[Start Provided material]

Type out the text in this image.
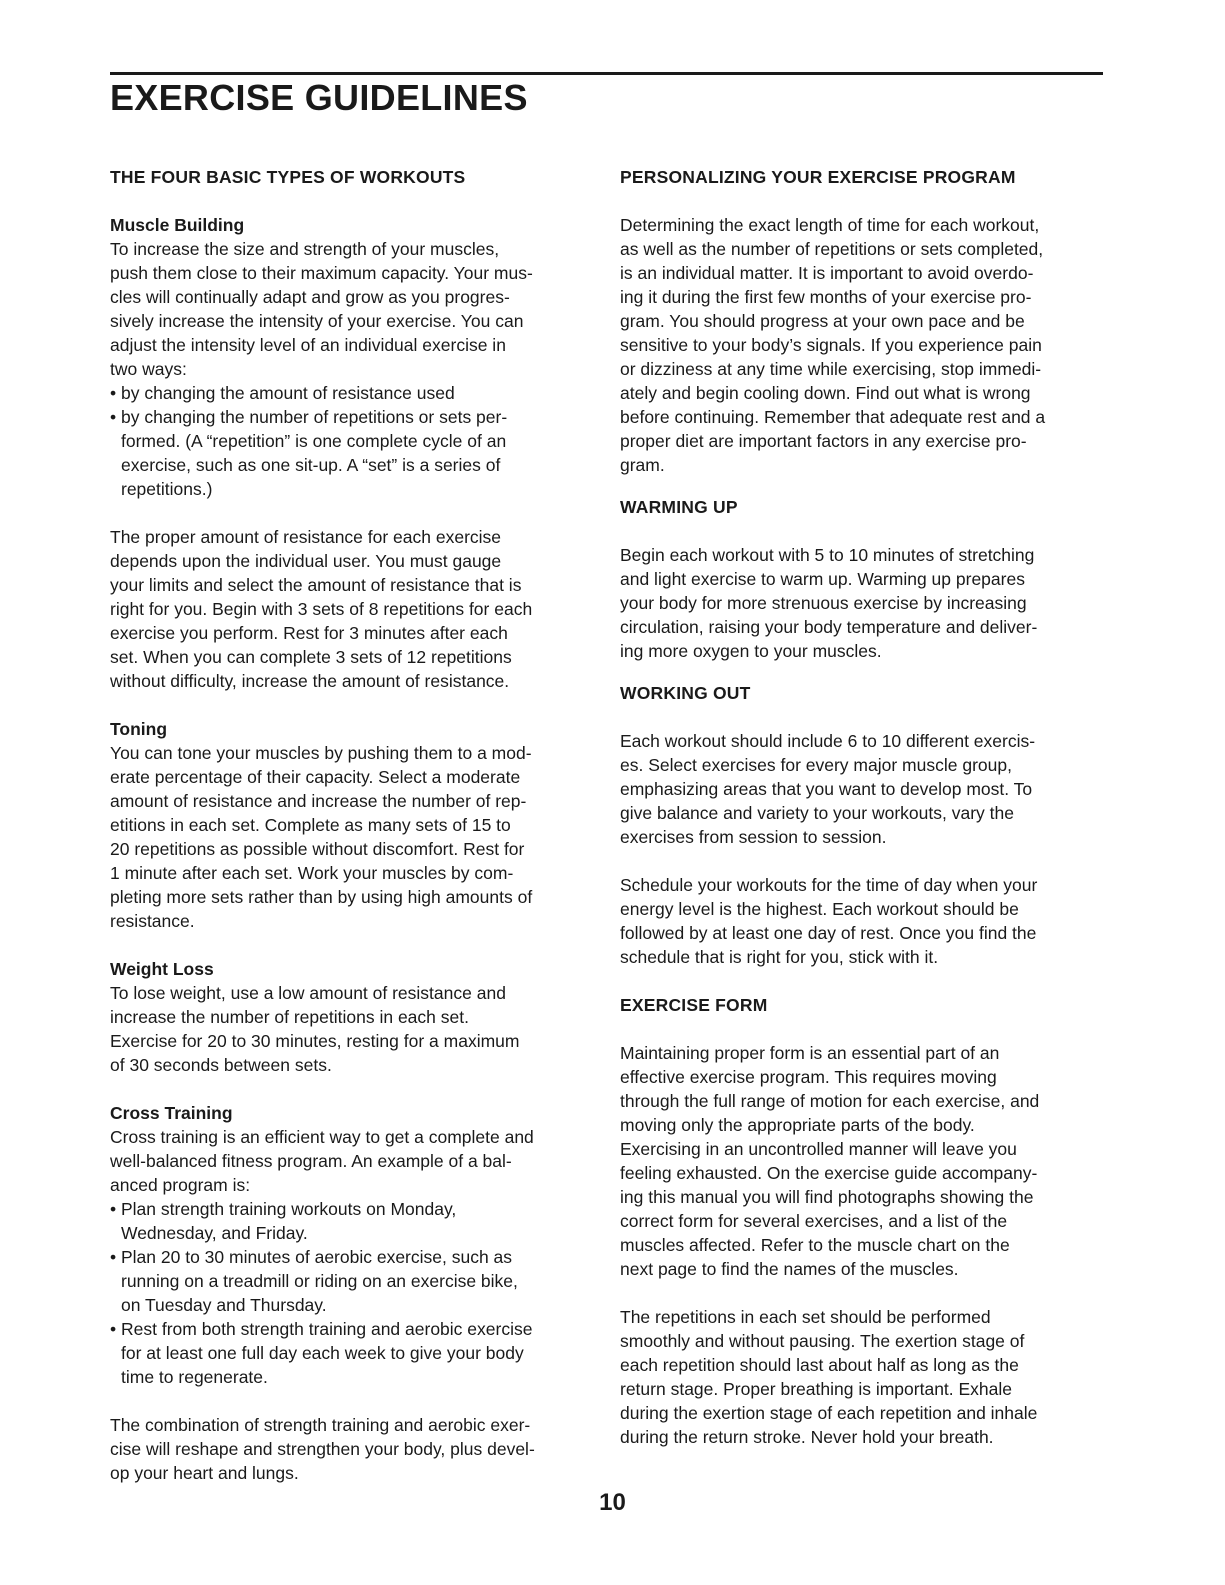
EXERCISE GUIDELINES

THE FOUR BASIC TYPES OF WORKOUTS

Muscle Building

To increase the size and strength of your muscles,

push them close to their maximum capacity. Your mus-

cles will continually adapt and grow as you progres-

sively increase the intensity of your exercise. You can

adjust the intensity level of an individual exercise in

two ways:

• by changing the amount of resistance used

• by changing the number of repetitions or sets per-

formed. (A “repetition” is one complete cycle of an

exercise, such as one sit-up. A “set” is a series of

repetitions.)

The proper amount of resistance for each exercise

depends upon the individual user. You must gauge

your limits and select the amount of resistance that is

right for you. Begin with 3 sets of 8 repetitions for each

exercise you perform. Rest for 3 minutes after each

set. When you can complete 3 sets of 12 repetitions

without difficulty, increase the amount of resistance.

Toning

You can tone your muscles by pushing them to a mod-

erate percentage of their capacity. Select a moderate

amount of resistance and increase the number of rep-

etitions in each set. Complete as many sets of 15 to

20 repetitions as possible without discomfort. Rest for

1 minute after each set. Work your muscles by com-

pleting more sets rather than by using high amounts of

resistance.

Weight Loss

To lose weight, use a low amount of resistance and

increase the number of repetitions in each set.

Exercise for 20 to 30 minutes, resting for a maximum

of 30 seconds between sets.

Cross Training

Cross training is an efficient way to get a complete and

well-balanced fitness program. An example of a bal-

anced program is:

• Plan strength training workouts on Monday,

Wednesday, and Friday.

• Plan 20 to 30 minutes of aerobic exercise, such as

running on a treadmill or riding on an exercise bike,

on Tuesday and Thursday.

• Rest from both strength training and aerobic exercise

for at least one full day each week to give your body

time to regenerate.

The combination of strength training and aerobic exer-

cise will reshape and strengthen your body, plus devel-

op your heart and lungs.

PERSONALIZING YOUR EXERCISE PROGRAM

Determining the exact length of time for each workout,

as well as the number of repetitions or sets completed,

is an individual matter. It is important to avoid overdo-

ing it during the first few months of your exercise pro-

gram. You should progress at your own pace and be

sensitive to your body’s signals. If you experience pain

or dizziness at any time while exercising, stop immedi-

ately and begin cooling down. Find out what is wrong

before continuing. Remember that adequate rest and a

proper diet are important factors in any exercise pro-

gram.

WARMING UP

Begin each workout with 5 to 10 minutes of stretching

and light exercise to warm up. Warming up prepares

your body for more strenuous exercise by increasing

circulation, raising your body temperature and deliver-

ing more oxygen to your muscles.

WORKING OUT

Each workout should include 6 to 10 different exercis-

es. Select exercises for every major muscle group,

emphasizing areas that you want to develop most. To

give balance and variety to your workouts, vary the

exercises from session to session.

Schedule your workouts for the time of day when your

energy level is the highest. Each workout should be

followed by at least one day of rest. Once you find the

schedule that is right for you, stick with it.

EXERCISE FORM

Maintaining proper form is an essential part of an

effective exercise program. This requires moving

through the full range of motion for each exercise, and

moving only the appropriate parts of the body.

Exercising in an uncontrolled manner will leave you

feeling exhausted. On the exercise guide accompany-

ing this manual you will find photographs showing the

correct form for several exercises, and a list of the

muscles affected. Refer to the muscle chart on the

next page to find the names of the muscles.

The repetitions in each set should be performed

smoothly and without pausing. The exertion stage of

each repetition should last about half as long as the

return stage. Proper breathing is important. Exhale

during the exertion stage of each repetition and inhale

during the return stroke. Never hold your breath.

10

[End Provided material]

* _Direction_:
Make an exact copy of the listing above. Do not include the pictures.

* _The response_:
Type out the text in this image.
EXERCISE GUIDELINES

THE FOUR BASIC TYPES OF WORKOUTS

Muscle Building

To increase the size and strength of your muscles,

push them close to their maximum capacity. Your mus-

cles will continually adapt and grow as you progres-

sively increase the intensity of your exercise. You can

adjust the intensity level of an individual exercise in

two ways:

• by changing the amount of resistance used

• by changing the number of repetitions or sets per-

formed. (A “repetition” is one complete cycle of an

exercise, such as one sit-up. A “set” is a series of

repetitions.)

The proper amount of resistance for each exercise

depends upon the individual user. You must gauge

your limits and select the amount of resistance that is

right for you. Begin with 3 sets of 8 repetitions for each

exercise you perform. Rest for 3 minutes after each

set. When you can complete 3 sets of 12 repetitions

without difficulty, increase the amount of resistance.

Toning

You can tone your muscles by pushing them to a mod-

erate percentage of their capacity. Select a moderate

amount of resistance and increase the number of rep-

etitions in each set. Complete as many sets of 15 to

20 repetitions as possible without discomfort. Rest for

1 minute after each set. Work your muscles by com-

pleting more sets rather than by using high amounts of

resistance.

Weight Loss

To lose weight, use a low amount of resistance and

increase the number of repetitions in each set.

Exercise for 20 to 30 minutes, resting for a maximum

of 30 seconds between sets.

Cross Training

Cross training is an efficient way to get a complete and

well-balanced fitness program. An example of a bal-

anced program is:

• Plan strength training workouts on Monday,

Wednesday, and Friday.

• Plan 20 to 30 minutes of aerobic exercise, such as

running on a treadmill or riding on an exercise bike,

on Tuesday and Thursday.

• Rest from both strength training and aerobic exercise

for at least one full day each week to give your body

time to regenerate.

The combination of strength training and aerobic exer-

cise will reshape and strengthen your body, plus devel-

op your heart and lungs.

PERSONALIZING YOUR EXERCISE PROGRAM

Determining the exact length of time for each workout,

as well as the number of repetitions or sets completed,

is an individual matter. It is important to avoid overdo-

ing it during the first few months of your exercise pro-

gram. You should progress at your own pace and be

sensitive to your body’s signals. If you experience pain

or dizziness at any time while exercising, stop immedi-

ately and begin cooling down. Find out what is wrong

before continuing. Remember that adequate rest and a

proper diet are important factors in any exercise pro-

gram.

WARMING UP

Begin each workout with 5 to 10 minutes of stretching

and light exercise to warm up. Warming up prepares

your body for more strenuous exercise by increasing

circulation, raising your body temperature and deliver-

ing more oxygen to your muscles.

WORKING OUT

Each workout should include 6 to 10 different exercis-

es. Select exercises for every major muscle group,

emphasizing areas that you want to develop most. To

give balance and variety to your workouts, vary the

exercises from session to session.

Schedule your workouts for the time of day when your

energy level is the highest. Each workout should be

followed by at least one day of rest. Once you find the

schedule that is right for you, stick with it.

EXERCISE FORM

Maintaining proper form is an essential part of an

effective exercise program. This requires moving

through the full range of motion for each exercise, and

moving only the appropriate parts of the body.

Exercising in an uncontrolled manner will leave you

feeling exhausted. On the exercise guide accompany-

ing this manual you will find photographs showing the

correct form for several exercises, and a list of the

muscles affected. Refer to the muscle chart on the

next page to find the names of the muscles.

The repetitions in each set should be performed

smoothly and without pausing. The exertion stage of

each repetition should last about half as long as the

return stage. Proper breathing is important. Exhale

during the exertion stage of each repetition and inhale

during the return stroke. Never hold your breath.

10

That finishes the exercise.